> **Your instructions**
Go over the entries below line by line, copying each one that contains the word "yetkinliği".

*** Extracted material ***

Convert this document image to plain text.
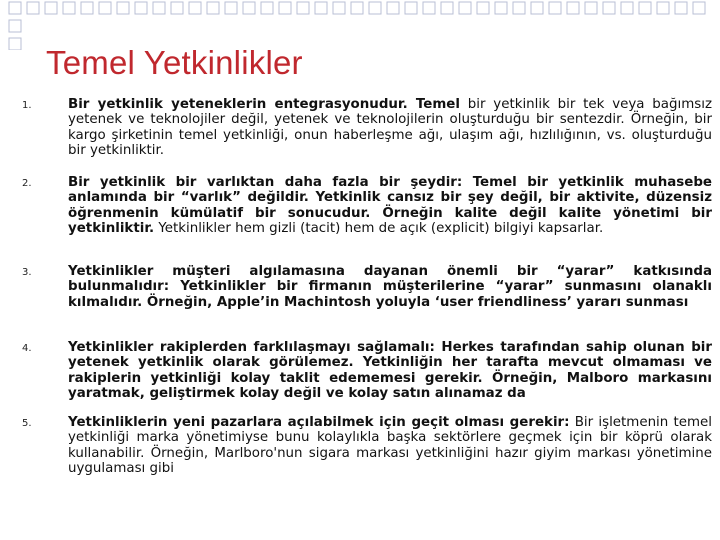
Temel Yetkinlikler
1.	Bir yetkinlik yeteneklerin entegrasyonudur. Temel bir yetkinlik bir tek veya bağımsız yetenek ve teknolojiler değil, yetenek ve teknolojilerin oluşturduğu bir sentezdir. Örneğin, bir kargo şirketinin temel yetkinliği, onun haberleşme ağı, ulaşım ağı, hızlılığının, vs. oluşturduğu bir yetkinliktir.
2.	Bir yetkinlik bir varlıktan daha fazla bir şeydir: Temel bir yetkinlik muhasebe anlamında bir “varlık” değildir. Yetkinlik cansız bir şey değil, bir aktivite, düzensiz öğrenmenin kümülatif bir sonucudur. Örneğin kalite değil kalite yönetimi bir yetkinliktir. Yetkinlikler hem gizli (tacit) hem de açık (explicit) bilgiyi kapsarlar.
3.	Yetkinlikler müşteri algılamasına dayanan önemli bir “yarar” katkısında bulunmalıdır: Yetkinlikler bir firmanın müşterilerine “yarar” sunmasını olanaklı kılmalıdır. Örneğin, Apple’in Machintosh yoluyla ‘user friendliness’ yararı sunması
4.	Yetkinlikler rakiplerden farklılaşmayı sağlamalı: Herkes tarafından sahip olunan bir yetenek yetkinlik olarak görülemez. Yetkinliğin her tarafta mevcut olmaması ve rakiplerin yetkinliği kolay taklit edememesi gerekir. Örneğin, Malboro markasını yaratmak, geliştirmek kolay değil ve kolay satın alınamaz da
5.	Yetkinliklerin yeni pazarlara açılabilmek için geçit olması gerekir: Bir işletmenin temel yetkinliği marka yönetimiyse bunu kolaylıkla başka sektörlere geçmek için bir köprü olarak kullanabilir. Örneğin, Marlboro'nun sigara markası yetkinliğini hazır giyim markası yönetimine uygulaması gibi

***

> **Response to this task**
1.	Bir yetkinlik yeteneklerin entegrasyonudur. Temel bir yetkinlik bir tek veya bağımsız yetenek ve teknolojiler değil, yetenek ve teknolojilerin oluşturduğu bir sentezdir. Örneğin, bir kargo şirketinin temel yetkinliği, onun haberleşme ağı, ulaşım ağı, hızlılığının, vs. oluşturduğu bir yetkinliktir.
4.	Yetkinlikler rakiplerden farklılaşmayı sağlamalı: Herkes tarafından sahip olunan bir yetenek yetkinlik olarak görülemez. Yetkinliğin her tarafta mevcut olmaması ve rakiplerin yetkinliği kolay taklit edememesi gerekir. Örneğin, Malboro markasını yaratmak, geliştirmek kolay değil ve kolay satın alınamaz da
5.	Yetkinliklerin yeni pazarlara açılabilmek için geçit olması gerekir: Bir işletmenin temel yetkinliği marka yönetimiyse bunu kolaylıkla başka sektörlere geçmek için bir köprü olarak kullanabilir. Örneğin, Marlboro'nun sigara markası yetkinliğini hazır giyim markası yönetimine uygulaması gibi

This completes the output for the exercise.